**原文**
——
跟着书里的例子学习bs4,通过向bs4.beautifulSoup()传递一个File对象后,type()其类型。发现问题:
exampleFile = open('example.html')
# print(exampleFile.read())
exampleSoup = bs4.BeautifulSoup(exampleFile,'html.parser')
print(type(exampleSoup))
elems = exampleSoup.select('#author')
print(type(elems))
print(len(elems))
print(type(elems[0]))
print(elems[0].getText())
print(str(elems[0]))
print(elems[0].attrs)
问题1. 第二行返回类型不是书中说的list
<class 'bs4.BeautifulSoup'>
<class 'bs4.element.ResultSet'>
1
<class 'bs4.element.Tag'>
Song Wei
<span id="author">Song Wei</span>
{'id': 'author'}
[Finished in 327ms]
问题2. 加入print(exampleFile.read())后,程序报了list越界错
<html>
<head><title>The Website Title</title></head>
<body>
<p>Download my <strong>Python</strong> book from <a href="http://www.baidu.com">my site</a>.</p>
<p class="slogan">Learn python the easy way!</p>
<p>By <span id="author">Song Wei</span></p>
</body>
</html>Traceback (most recent call last):
<class 'bs4.BeautifulSoup'>
<class 'bs4.element.ResultSet'>
0
File "D:\chwlsw\py-test\chapter11_web\mapIt.py", line 38, in <module>
print(type(elems[0]))
IndexError: list index out of range
[Finished in 301ms]
请帮忙勘误,感谢!
正常select后应该返回list,这是select的根源码:
具体情况可能需要知道你的bs4版本,我的是4.7.1版本的
——
**输入数据**
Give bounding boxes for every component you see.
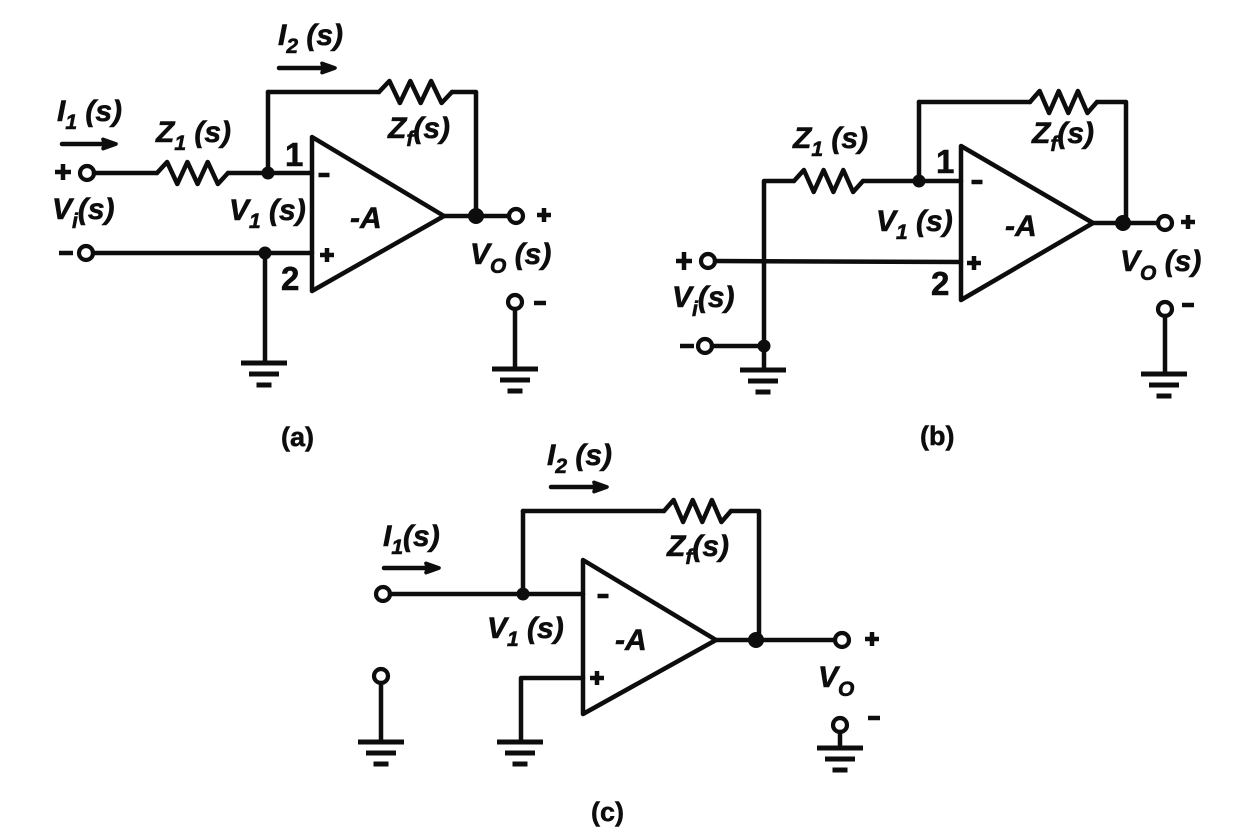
plus sign output a [537,208,551,222]
circuit (b): inverting op-amp, grounded input variant [672,91,1201,451]
svg-text:(a): (a) [281,422,314,452]
wire lower input to op-amp a [93,251,312,256]
output node dot c [748,632,764,648]
svg-text:(c): (c) [591,797,624,827]
wire junction to ground b [762,346,767,368]
op-amp U1 c [583,560,716,714]
wire node up to feedback c [521,511,526,594]
terminal input- a [79,246,93,260]
wire noninverting input to ground c [521,678,583,740]
terminal input c [376,587,390,601]
wire feedback right down to output b [1097,102,1126,223]
ground a output [492,369,538,391]
wire feedback right down to output c [731,511,759,640]
ground c output [817,748,863,770]
wire feedback top left segment a [268,90,379,95]
resistor Z1 b [794,170,863,192]
node 1 junction dot a [262,167,275,180]
wire input+ to op-amp noninverting b [715,261,961,262]
arrow I1(s) c [384,563,439,572]
node 1 junction dot b [913,175,926,188]
ground a lower input [241,363,287,385]
terminal output+ b [1158,216,1172,230]
svg-text:1: 1 [285,136,303,173]
wire node1 up to feedback [266,92,271,173]
minus sign inverting input b [972,180,983,185]
minus sign output b [1182,303,1194,308]
terminal output+ a [509,209,523,223]
arrow I2(s) a [279,63,335,72]
plus sign output c [865,632,879,646]
svg-text:-A: -A [615,624,647,657]
wire input to Z1 [94,171,157,176]
wire op-amp output c [716,638,835,643]
terminal output- c [833,718,847,732]
resistor Zf b [1030,91,1097,113]
wire input- to junction b [712,344,764,349]
svg-text:-A: -A [1005,210,1037,243]
arrow I2(s) c [551,482,607,491]
output node dot b [1115,215,1131,231]
resistor Zf a [379,81,452,103]
plus sign input terminal b [676,252,692,270]
plus sign noninverting input b [967,256,981,270]
node 2 junction dot a [259,247,272,260]
op-amp U1 a [312,137,444,291]
resistor Zf c [664,500,731,522]
wire output- to ground a [513,309,518,367]
circuit (c): simplified inverting op-amp with feedback impedance [358,439,880,827]
wire input to op-amp inverting c [390,592,583,597]
minus sign output c [868,716,880,721]
terminal output- b [1158,302,1172,316]
wire feedback right down to output a [452,92,476,216]
svg-text:1: 1 [936,143,954,180]
node V1 junction dot c [517,588,530,601]
wire feedback top left segment b [919,100,1030,105]
ground c noninverting [497,742,543,764]
wire Z1 to op-amp inverting b [863,179,961,184]
terminal reference c [374,669,388,683]
wire op-amp output a [444,214,509,219]
terminal input+ b [701,254,715,268]
plus sign noninverting input c [590,671,604,685]
wire node2 down to ground a [263,253,268,363]
terminal output- a [508,295,522,309]
terminal input- b [698,339,712,353]
circuit (a): inverting op-amp with input and feedback impedances [52,19,551,452]
ground b input [740,370,786,392]
op-amp U1 b [961,146,1093,300]
resistor Z1 a [157,162,228,184]
wire junction up to Z1 b [764,181,794,346]
svg-text:-A: -A [350,202,382,235]
plus sign output b [1181,215,1195,229]
output node dot a [468,208,484,224]
wire Z1 to op-amp inverting input [228,171,312,176]
minus sign input terminal b [680,344,694,349]
plus sign noninverting input a [320,248,334,262]
wire reference terminal to ground c [379,683,384,740]
ground c reference [358,742,404,764]
minus sign output a [534,301,546,306]
minus sign inverting input a [319,173,330,178]
svg-text:2: 2 [281,260,299,297]
wire op-amp output b [1093,221,1158,226]
wire node1 up to feedback b [917,102,922,181]
ground b output [1141,374,1187,396]
wire feedback top left segment c [523,509,664,514]
plus sign input terminal a [55,164,71,180]
minus sign input terminal a [59,251,73,256]
arrow I1(s) [62,139,116,148]
svg-text:(b): (b) [920,421,954,451]
terminal output+ c [835,633,849,647]
wire output- to ground b [1163,316,1168,372]
minus sign inverting input c [598,594,609,599]
wire output- to ground c [838,732,843,746]
terminal input+ a [80,166,94,180]
junction dot input- b [758,340,771,353]
svg-text:2: 2 [931,265,949,302]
——
**练习任务**
[a] 根据原文,分别回答下列问题:
(i) 问题1的那次运行共耗时多少毫秒?
(ii) 加入 print(exampleFile.read()) 后,程序报了什么错误?
(iii) 回答者使用的 bs4 是哪个版本?
[b] 请原样打印条目中的以下各行:从包含“plus sign output a [537,208,551,222]”的一行开始,到包含“wire feedback right down to output c”的一行结束,首尾两行均包括在内。
原文与条目彼此无关。

**参考答案**
[a]
(i) 327 毫秒。
(ii) list 越界错,即 IndexError: list index out of range。
(iii) 4.7.1 版本。

[b]
plus sign output a [537,208,551,222]
circuit (b): inverting op-amp, grounded input variant [672,91,1201,451]
svg-text:(a): (a) [281,422,314,452]
wire lower input to op-amp a [93,251,312,256]
output node dot c [748,632,764,648]
svg-text:(c): (c) [591,797,624,827]
wire junction to ground b [762,346,767,368]
op-amp U1 c [583,560,716,714]
wire node up to feedback c [521,511,526,594]
terminal input- a [79,246,93,260]
wire noninverting input to ground c [521,678,583,740]
terminal input c [376,587,390,601]
wire feedback right down to output b [1097,102,1126,223]
ground a output [492,369,538,391]
wire feedback right down to output c [731,511,759,640]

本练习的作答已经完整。